### Problem to work on
Go through the material below and count the lines with the string "الأسطوانات"; the number is the whole answer.

———

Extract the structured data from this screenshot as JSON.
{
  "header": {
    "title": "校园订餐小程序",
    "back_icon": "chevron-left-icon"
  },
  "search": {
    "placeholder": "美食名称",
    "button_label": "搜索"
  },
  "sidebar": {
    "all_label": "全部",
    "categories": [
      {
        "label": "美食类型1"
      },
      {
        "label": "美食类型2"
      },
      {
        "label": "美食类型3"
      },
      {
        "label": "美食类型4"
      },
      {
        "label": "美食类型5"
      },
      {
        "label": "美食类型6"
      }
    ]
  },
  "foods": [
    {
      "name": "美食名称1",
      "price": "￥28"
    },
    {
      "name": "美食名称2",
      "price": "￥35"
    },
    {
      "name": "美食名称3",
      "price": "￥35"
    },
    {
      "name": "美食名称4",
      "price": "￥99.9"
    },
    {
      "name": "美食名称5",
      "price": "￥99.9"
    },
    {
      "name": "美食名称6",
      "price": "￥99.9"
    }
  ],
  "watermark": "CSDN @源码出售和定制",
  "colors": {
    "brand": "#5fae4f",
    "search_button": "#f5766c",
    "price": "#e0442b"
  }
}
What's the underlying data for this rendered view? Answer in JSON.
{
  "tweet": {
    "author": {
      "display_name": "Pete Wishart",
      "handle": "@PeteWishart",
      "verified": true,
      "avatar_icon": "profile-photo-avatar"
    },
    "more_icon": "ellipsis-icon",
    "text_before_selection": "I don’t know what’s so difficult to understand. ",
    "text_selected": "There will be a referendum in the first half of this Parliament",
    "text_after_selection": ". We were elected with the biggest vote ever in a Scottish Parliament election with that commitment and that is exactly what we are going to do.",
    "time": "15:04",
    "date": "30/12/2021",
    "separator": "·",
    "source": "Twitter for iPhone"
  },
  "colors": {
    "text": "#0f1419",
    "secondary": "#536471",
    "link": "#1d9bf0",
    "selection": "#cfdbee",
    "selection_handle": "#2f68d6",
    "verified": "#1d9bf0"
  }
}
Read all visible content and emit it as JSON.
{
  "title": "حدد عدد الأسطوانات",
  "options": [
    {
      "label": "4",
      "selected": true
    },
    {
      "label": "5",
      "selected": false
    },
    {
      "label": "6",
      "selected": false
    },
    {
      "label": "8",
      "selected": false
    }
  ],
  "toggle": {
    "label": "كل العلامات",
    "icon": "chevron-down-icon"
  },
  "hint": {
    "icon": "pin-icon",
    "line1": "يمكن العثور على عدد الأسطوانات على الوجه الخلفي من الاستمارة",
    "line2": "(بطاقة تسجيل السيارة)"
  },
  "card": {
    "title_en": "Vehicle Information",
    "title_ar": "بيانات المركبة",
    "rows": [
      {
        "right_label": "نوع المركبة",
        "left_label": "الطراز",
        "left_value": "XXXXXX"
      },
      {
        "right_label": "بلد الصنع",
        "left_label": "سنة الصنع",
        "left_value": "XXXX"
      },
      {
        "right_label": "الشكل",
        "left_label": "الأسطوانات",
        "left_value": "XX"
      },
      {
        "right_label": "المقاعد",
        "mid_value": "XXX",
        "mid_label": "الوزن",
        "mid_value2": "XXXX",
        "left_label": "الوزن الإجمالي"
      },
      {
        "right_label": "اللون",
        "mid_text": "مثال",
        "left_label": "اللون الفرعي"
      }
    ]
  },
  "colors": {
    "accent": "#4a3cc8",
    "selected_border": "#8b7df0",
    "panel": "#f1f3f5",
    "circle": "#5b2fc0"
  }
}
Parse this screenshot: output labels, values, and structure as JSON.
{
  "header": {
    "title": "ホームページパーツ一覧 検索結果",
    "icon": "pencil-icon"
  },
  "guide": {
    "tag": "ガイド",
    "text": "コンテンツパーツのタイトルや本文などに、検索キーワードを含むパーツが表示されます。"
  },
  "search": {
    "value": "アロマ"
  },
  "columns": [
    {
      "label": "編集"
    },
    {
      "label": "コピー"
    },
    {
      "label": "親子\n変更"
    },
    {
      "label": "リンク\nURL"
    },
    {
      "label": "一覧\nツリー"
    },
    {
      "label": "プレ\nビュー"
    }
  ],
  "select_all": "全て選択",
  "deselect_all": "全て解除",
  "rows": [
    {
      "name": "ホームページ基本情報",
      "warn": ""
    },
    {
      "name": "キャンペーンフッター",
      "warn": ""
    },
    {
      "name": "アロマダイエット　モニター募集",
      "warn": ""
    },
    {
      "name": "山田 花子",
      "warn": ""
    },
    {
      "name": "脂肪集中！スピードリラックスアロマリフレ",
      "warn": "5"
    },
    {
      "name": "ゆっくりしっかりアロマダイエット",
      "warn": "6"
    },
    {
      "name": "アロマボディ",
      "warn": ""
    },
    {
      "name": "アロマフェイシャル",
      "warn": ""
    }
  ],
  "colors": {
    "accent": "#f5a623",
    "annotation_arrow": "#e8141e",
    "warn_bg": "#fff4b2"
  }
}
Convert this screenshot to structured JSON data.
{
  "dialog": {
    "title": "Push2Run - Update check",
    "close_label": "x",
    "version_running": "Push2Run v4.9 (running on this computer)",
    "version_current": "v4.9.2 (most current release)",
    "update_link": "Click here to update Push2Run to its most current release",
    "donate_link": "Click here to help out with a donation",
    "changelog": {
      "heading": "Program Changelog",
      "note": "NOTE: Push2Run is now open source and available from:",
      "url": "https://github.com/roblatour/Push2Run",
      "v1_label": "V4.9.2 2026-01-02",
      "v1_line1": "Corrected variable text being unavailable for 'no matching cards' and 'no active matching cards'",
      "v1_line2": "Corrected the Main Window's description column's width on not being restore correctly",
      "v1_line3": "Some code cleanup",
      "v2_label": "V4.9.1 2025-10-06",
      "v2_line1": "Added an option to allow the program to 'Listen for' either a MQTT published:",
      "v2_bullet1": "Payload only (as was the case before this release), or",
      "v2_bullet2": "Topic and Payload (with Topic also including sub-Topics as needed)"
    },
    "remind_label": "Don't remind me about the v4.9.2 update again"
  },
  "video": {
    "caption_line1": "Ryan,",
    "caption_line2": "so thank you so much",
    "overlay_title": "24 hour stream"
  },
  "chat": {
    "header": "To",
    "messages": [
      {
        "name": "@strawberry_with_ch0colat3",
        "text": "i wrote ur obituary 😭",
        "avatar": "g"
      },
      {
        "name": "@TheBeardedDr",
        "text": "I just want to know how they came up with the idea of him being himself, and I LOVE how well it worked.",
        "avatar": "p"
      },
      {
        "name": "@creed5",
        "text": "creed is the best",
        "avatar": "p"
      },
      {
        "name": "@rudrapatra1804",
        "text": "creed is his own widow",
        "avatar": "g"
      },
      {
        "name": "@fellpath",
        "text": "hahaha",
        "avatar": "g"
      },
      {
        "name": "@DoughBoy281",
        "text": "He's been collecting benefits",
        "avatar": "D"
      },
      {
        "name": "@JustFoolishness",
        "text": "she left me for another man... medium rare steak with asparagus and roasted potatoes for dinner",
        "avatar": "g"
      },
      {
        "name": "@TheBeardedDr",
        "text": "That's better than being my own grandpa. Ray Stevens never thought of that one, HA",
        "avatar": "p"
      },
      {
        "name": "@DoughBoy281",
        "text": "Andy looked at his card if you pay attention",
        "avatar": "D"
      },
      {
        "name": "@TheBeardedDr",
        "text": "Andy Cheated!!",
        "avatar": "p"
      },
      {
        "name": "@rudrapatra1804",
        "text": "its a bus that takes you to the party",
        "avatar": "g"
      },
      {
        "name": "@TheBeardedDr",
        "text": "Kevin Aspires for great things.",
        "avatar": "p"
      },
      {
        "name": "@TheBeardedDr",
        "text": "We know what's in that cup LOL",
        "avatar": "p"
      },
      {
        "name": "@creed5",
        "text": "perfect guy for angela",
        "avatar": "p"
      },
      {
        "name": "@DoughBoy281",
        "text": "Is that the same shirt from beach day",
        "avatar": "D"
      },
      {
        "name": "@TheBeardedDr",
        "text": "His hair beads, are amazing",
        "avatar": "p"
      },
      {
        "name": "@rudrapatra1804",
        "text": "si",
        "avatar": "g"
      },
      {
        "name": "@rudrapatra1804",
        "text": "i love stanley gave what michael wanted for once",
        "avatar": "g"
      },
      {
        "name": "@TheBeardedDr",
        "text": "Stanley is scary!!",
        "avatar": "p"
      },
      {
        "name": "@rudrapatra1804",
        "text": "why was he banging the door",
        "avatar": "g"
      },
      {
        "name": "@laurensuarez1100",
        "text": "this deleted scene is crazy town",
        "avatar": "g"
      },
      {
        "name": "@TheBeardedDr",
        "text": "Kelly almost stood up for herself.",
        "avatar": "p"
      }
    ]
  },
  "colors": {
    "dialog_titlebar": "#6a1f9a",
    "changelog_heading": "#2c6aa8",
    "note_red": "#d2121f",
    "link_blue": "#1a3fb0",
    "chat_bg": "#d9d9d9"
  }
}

———

### Exercise result
3